* WORK INSTRUCTIONS:
Write out the listing exactly as it is given.

(A block of data)

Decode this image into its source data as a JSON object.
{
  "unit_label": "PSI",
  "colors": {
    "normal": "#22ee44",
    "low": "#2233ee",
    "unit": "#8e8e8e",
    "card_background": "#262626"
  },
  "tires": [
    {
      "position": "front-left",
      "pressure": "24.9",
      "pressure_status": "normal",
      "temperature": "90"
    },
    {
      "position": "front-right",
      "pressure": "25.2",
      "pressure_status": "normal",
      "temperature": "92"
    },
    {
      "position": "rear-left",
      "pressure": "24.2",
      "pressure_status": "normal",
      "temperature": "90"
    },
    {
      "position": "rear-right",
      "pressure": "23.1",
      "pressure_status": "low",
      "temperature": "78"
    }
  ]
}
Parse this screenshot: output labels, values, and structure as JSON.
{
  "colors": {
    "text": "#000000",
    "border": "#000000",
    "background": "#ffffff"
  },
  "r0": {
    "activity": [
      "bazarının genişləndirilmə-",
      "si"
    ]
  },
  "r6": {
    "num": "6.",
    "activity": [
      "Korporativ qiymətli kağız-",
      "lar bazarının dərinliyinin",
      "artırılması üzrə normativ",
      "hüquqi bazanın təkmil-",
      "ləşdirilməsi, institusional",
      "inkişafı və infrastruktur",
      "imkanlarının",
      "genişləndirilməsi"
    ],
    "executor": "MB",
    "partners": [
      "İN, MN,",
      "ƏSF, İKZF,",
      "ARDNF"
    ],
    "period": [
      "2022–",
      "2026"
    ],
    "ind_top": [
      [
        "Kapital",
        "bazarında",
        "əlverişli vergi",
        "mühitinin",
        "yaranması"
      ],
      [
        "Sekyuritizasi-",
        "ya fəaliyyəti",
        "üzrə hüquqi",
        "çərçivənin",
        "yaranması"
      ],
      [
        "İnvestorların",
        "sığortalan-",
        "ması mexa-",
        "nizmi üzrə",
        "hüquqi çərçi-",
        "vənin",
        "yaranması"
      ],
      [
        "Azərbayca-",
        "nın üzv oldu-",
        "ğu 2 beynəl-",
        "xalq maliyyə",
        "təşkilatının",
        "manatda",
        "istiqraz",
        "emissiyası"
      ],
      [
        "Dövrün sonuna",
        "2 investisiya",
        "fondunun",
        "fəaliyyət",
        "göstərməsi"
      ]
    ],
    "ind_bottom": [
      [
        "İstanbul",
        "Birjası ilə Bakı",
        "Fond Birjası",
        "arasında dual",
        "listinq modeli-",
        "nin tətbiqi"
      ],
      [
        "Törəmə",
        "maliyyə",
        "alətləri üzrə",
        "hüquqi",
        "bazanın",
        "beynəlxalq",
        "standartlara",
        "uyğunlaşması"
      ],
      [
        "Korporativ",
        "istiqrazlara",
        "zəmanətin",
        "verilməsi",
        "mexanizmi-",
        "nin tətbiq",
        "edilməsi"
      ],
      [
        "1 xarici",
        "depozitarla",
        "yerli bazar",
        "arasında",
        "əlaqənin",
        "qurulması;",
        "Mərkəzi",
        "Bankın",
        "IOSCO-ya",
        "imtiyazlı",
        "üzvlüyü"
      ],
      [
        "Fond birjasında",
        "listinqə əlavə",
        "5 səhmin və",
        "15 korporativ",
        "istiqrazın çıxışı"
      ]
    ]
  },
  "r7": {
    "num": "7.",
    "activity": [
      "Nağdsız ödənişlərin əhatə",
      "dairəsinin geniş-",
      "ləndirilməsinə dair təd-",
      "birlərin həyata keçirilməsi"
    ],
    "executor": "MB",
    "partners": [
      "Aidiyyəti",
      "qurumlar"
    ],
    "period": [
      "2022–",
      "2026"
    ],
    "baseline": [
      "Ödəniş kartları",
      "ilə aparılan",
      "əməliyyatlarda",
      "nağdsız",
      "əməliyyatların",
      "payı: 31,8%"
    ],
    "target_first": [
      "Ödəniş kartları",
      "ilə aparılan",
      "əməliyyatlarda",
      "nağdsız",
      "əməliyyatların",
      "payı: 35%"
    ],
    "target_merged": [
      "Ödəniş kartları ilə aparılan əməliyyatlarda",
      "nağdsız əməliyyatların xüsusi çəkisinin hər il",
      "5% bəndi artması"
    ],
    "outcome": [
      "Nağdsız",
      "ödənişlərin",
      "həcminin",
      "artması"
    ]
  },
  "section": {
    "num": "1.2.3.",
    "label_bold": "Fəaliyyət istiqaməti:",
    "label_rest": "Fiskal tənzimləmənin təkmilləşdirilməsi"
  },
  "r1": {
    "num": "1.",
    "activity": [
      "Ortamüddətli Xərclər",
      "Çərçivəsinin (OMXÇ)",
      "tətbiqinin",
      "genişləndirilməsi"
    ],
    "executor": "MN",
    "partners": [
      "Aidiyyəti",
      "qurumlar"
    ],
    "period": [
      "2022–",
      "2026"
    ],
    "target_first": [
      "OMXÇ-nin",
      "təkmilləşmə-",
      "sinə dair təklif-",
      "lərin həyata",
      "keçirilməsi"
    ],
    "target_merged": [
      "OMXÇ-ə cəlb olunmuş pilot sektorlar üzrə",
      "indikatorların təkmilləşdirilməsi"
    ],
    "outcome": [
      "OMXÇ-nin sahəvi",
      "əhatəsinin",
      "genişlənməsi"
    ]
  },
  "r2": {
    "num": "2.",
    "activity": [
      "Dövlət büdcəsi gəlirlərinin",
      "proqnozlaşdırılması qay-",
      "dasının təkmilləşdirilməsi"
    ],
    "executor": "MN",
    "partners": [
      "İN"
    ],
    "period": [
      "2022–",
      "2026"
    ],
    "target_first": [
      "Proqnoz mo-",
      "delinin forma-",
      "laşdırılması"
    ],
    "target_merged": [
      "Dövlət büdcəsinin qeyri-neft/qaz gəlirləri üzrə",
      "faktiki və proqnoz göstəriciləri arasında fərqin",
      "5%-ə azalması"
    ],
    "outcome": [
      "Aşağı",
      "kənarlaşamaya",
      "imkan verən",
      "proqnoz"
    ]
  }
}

* REPLY:
Decode this image into its source data as a JSON object.
{
  "unit_label": "PSI",
  "colors": {
    "normal": "#22ee44",
    "low": "#2233ee",
    "unit": "#8e8e8e",
    "card_background": "#262626"
  },
  "tires": [
    {
      "position": "front-left",
      "pressure": "24.9",
      "pressure_status": "normal",
      "temperature": "90"
    },
    {
      "position": "front-right",
      "pressure": "25.2",
      "pressure_status": "normal",
      "temperature": "92"
    },
    {
      "position": "rear-left",
      "pressure": "24.2",
      "pressure_status": "normal",
      "temperature": "90"
    },
    {
      "position": "rear-right",
      "pressure": "23.1",
      "pressure_status": "low",
      "temperature": "78"
    }
  ]
}
Parse this screenshot: output labels, values, and structure as JSON.
{
  "colors": {
    "text": "#000000",
    "border": "#000000",
    "background": "#ffffff"
  },
  "r0": {
    "activity": [
      "bazarının genişləndirilmə-",
      "si"
    ]
  },
  "r6": {
    "num": "6.",
    "activity": [
      "Korporativ qiymətli kağız-",
      "lar bazarının dərinliyinin",
      "artırılması üzrə normativ",
      "hüquqi bazanın təkmil-",
      "ləşdirilməsi, institusional",
      "inkişafı və infrastruktur",
      "imkanlarının",
      "genişləndirilməsi"
    ],
    "executor": "MB",
    "partners": [
      "İN, MN,",
      "ƏSF, İKZF,",
      "ARDNF"
    ],
    "period": [
      "2022–",
      "2026"
    ],
    "ind_top": [
      [
        "Kapital",
        "bazarında",
        "əlverişli vergi",
        "mühitinin",
        "yaranması"
      ],
      [
        "Sekyuritizasi-",
        "ya fəaliyyəti",
        "üzrə hüquqi",
        "çərçivənin",
        "yaranması"
      ],
      [
        "İnvestorların",
        "sığortalan-",
        "ması mexa-",
        "nizmi üzrə",
        "hüquqi çərçi-",
        "vənin",
        "yaranması"
      ],
      [
        "Azərbayca-",
        "nın üzv oldu-",
        "ğu 2 beynəl-",
        "xalq maliyyə",
        "təşkilatının",
        "manatda",
        "istiqraz",
        "emissiyası"
      ],
      [
        "Dövrün sonuna",
        "2 investisiya",
        "fondunun",
        "fəaliyyət",
        "göstərməsi"
      ]
    ],
    "ind_bottom": [
      [
        "İstanbul",
        "Birjası ilə Bakı",
        "Fond Birjası",
        "arasında dual",
        "listinq modeli-",
        "nin tətbiqi"
      ],
      [
        "Törəmə",
        "maliyyə",
        "alətləri üzrə",
        "hüquqi",
        "bazanın",
        "beynəlxalq",
        "standartlara",
        "uyğunlaşması"
      ],
      [
        "Korporativ",
        "istiqrazlara",
        "zəmanətin",
        "verilməsi",
        "mexanizmi-",
        "nin tətbiq",
        "edilməsi"
      ],
      [
        "1 xarici",
        "depozitarla",
        "yerli bazar",
        "arasında",
        "əlaqənin",
        "qurulması;",
        "Mərkəzi",
        "Bankın",
        "IOSCO-ya",
        "imtiyazlı",
        "üzvlüyü"
      ],
      [
        "Fond birjasında",
        "listinqə əlavə",
        "5 səhmin və",
        "15 korporativ",
        "istiqrazın çıxışı"
      ]
    ]
  },
  "r7": {
    "num": "7.",
    "activity": [
      "Nağdsız ödənişlərin əhatə",
      "dairəsinin geniş-",
      "ləndirilməsinə dair təd-",
      "birlərin həyata keçirilməsi"
    ],
    "executor": "MB",
    "partners": [
      "Aidiyyəti",
      "qurumlar"
    ],
    "period": [
      "2022–",
      "2026"
    ],
    "baseline": [
      "Ödəniş kartları",
      "ilə aparılan",
      "əməliyyatlarda",
      "nağdsız",
      "əməliyyatların",
      "payı: 31,8%"
    ],
    "target_first": [
      "Ödəniş kartları",
      "ilə aparılan",
      "əməliyyatlarda",
      "nağdsız",
      "əməliyyatların",
      "payı: 35%"
    ],
    "target_merged": [
      "Ödəniş kartları ilə aparılan əməliyyatlarda",
      "nağdsız əməliyyatların xüsusi çəkisinin hər il",
      "5% bəndi artması"
    ],
    "outcome": [
      "Nağdsız",
      "ödənişlərin",
      "həcminin",
      "artması"
    ]
  },
  "section": {
    "num": "1.2.3.",
    "label_bold": "Fəaliyyət istiqaməti:",
    "label_rest": "Fiskal tənzimləmənin təkmilləşdirilməsi"
  },
  "r1": {
    "num": "1.",
    "activity": [
      "Ortamüddətli Xərclər",
      "Çərçivəsinin (OMXÇ)",
      "tətbiqinin",
      "genişləndirilməsi"
    ],
    "executor": "MN",
    "partners": [
      "Aidiyyəti",
      "qurumlar"
    ],
    "period": [
      "2022–",
      "2026"
    ],
    "target_first": [
      "OMXÇ-nin",
      "təkmilləşmə-",
      "sinə dair təklif-",
      "lərin həyata",
      "keçirilməsi"
    ],
    "target_merged": [
      "OMXÇ-ə cəlb olunmuş pilot sektorlar üzrə",
      "indikatorların təkmilləşdirilməsi"
    ],
    "outcome": [
      "OMXÇ-nin sahəvi",
      "əhatəsinin",
      "genişlənməsi"
    ]
  },
  "r2": {
    "num": "2.",
    "activity": [
      "Dövlət büdcəsi gəlirlərinin",
      "proqnozlaşdırılması qay-",
      "dasının təkmilləşdirilməsi"
    ],
    "executor": "MN",
    "partners": [
      "İN"
    ],
    "period": [
      "2022–",
      "2026"
    ],
    "target_first": [
      "Proqnoz mo-",
      "delinin forma-",
      "laşdırılması"
    ],
    "target_merged": [
      "Dövlət büdcəsinin qeyri-neft/qaz gəlirləri üzrə",
      "faktiki və proqnoz göstəriciləri arasında fərqin",
      "5%-ə azalması"
    ],
    "outcome": [
      "Aşağı",
      "kənarlaşamaya",
      "imkan verən",
      "proqnoz"
    ]
  }
}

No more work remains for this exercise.